Goal:
Exact repetition of every entry is required.

Extracted entries:
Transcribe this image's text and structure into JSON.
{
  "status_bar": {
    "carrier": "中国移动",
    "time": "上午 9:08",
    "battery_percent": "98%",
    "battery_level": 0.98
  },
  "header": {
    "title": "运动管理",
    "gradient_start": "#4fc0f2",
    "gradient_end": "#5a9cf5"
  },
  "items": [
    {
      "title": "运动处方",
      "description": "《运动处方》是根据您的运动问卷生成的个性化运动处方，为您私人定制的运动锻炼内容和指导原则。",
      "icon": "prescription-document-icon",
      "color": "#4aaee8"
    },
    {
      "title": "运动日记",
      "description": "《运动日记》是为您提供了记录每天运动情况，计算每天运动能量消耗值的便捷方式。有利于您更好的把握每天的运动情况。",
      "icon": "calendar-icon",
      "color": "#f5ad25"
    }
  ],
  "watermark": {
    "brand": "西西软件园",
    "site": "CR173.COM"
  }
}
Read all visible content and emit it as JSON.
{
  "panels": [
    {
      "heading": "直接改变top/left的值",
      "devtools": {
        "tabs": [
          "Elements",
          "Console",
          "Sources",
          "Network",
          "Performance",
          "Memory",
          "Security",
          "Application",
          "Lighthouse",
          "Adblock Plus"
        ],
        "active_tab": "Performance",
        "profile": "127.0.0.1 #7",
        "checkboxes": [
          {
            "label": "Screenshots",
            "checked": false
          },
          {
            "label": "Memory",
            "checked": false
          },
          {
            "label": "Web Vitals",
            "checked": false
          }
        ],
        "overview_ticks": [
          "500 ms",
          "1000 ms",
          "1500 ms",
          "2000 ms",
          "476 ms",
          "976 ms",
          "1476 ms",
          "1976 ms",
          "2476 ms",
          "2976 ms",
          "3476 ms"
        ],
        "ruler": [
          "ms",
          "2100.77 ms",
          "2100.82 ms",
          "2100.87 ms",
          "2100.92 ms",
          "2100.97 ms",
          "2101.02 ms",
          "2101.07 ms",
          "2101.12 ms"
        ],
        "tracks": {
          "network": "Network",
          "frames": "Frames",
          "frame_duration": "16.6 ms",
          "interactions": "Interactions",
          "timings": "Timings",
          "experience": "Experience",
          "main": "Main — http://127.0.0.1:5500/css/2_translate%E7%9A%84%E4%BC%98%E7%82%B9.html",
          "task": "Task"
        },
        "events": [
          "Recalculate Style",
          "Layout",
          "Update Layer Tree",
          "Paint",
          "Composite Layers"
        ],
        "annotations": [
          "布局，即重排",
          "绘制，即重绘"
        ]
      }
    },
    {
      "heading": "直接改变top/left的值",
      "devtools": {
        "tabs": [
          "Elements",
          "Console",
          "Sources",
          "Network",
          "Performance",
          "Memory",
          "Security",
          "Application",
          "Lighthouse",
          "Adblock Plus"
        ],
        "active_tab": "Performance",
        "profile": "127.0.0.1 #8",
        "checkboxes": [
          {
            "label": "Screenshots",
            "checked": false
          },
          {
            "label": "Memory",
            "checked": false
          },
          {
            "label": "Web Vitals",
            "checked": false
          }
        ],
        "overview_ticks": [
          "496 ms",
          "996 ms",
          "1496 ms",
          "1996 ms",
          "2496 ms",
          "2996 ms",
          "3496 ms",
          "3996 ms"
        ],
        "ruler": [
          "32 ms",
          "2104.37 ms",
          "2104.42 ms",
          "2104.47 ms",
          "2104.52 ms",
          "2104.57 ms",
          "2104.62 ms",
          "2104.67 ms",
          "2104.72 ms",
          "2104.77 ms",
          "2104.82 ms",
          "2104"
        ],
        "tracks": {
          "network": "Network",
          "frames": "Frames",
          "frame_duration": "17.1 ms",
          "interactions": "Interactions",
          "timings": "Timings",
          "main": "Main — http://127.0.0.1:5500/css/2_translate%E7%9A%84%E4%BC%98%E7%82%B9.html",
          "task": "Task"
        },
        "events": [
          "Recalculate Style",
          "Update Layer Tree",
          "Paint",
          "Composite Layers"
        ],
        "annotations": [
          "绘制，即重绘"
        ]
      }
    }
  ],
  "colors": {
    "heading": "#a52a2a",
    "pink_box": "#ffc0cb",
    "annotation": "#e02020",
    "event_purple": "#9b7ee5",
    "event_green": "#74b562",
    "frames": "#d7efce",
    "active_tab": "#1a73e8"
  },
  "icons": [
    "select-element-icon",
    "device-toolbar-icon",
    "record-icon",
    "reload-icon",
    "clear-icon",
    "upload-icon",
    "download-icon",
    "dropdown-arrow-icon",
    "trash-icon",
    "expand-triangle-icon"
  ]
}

Full response:
Transcribe this image's text and structure into JSON.
{
  "status_bar": {
    "carrier": "中国移动",
    "time": "上午 9:08",
    "battery_percent": "98%",
    "battery_level": 0.98
  },
  "header": {
    "title": "运动管理",
    "gradient_start": "#4fc0f2",
    "gradient_end": "#5a9cf5"
  },
  "items": [
    {
      "title": "运动处方",
      "description": "《运动处方》是根据您的运动问卷生成的个性化运动处方，为您私人定制的运动锻炼内容和指导原则。",
      "icon": "prescription-document-icon",
      "color": "#4aaee8"
    },
    {
      "title": "运动日记",
      "description": "《运动日记》是为您提供了记录每天运动情况，计算每天运动能量消耗值的便捷方式。有利于您更好的把握每天的运动情况。",
      "icon": "calendar-icon",
      "color": "#f5ad25"
    }
  ],
  "watermark": {
    "brand": "西西软件园",
    "site": "CR173.COM"
  }
}
Read all visible content and emit it as JSON.
{
  "panels": [
    {
      "heading": "直接改变top/left的值",
      "devtools": {
        "tabs": [
          "Elements",
          "Console",
          "Sources",
          "Network",
          "Performance",
          "Memory",
          "Security",
          "Application",
          "Lighthouse",
          "Adblock Plus"
        ],
        "active_tab": "Performance",
        "profile": "127.0.0.1 #7",
        "checkboxes": [
          {
            "label": "Screenshots",
            "checked": false
          },
          {
            "label": "Memory",
            "checked": false
          },
          {
            "label": "Web Vitals",
            "checked": false
          }
        ],
        "overview_ticks": [
          "500 ms",
          "1000 ms",
          "1500 ms",
          "2000 ms",
          "476 ms",
          "976 ms",
          "1476 ms",
          "1976 ms",
          "2476 ms",
          "2976 ms",
          "3476 ms"
        ],
        "ruler": [
          "ms",
          "2100.77 ms",
          "2100.82 ms",
          "2100.87 ms",
          "2100.92 ms",
          "2100.97 ms",
          "2101.02 ms",
          "2101.07 ms",
          "2101.12 ms"
        ],
        "tracks": {
          "network": "Network",
          "frames": "Frames",
          "frame_duration": "16.6 ms",
          "interactions": "Interactions",
          "timings": "Timings",
          "experience": "Experience",
          "main": "Main — http://127.0.0.1:5500/css/2_translate%E7%9A%84%E4%BC%98%E7%82%B9.html",
          "task": "Task"
        },
        "events": [
          "Recalculate Style",
          "Layout",
          "Update Layer Tree",
          "Paint",
          "Composite Layers"
        ],
        "annotations": [
          "布局，即重排",
          "绘制，即重绘"
        ]
      }
    },
    {
      "heading": "直接改变top/left的值",
      "devtools": {
        "tabs": [
          "Elements",
          "Console",
          "Sources",
          "Network",
          "Performance",
          "Memory",
          "Security",
          "Application",
          "Lighthouse",
          "Adblock Plus"
        ],
        "active_tab": "Performance",
        "profile": "127.0.0.1 #8",
        "checkboxes": [
          {
            "label": "Screenshots",
            "checked": false
          },
          {
            "label": "Memory",
            "checked": false
          },
          {
            "label": "Web Vitals",
            "checked": false
          }
        ],
        "overview_ticks": [
          "496 ms",
          "996 ms",
          "1496 ms",
          "1996 ms",
          "2496 ms",
          "2996 ms",
          "3496 ms",
          "3996 ms"
        ],
        "ruler": [
          "32 ms",
          "2104.37 ms",
          "2104.42 ms",
          "2104.47 ms",
          "2104.52 ms",
          "2104.57 ms",
          "2104.62 ms",
          "2104.67 ms",
          "2104.72 ms",
          "2104.77 ms",
          "2104.82 ms",
          "2104"
        ],
        "tracks": {
          "network": "Network",
          "frames": "Frames",
          "frame_duration": "17.1 ms",
          "interactions": "Interactions",
          "timings": "Timings",
          "main": "Main — http://127.0.0.1:5500/css/2_translate%E7%9A%84%E4%BC%98%E7%82%B9.html",
          "task": "Task"
        },
        "events": [
          "Recalculate Style",
          "Update Layer Tree",
          "Paint",
          "Composite Layers"
        ],
        "annotations": [
          "绘制，即重绘"
        ]
      }
    }
  ],
  "colors": {
    "heading": "#a52a2a",
    "pink_box": "#ffc0cb",
    "annotation": "#e02020",
    "event_purple": "#9b7ee5",
    "event_green": "#74b562",
    "frames": "#d7efce",
    "active_tab": "#1a73e8"
  },
  "icons": [
    "select-element-icon",
    "device-toolbar-icon",
    "record-icon",
    "reload-icon",
    "clear-icon",
    "upload-icon",
    "download-icon",
    "dropdown-arrow-icon",
    "trash-icon",
    "expand-triangle-icon"
  ]
}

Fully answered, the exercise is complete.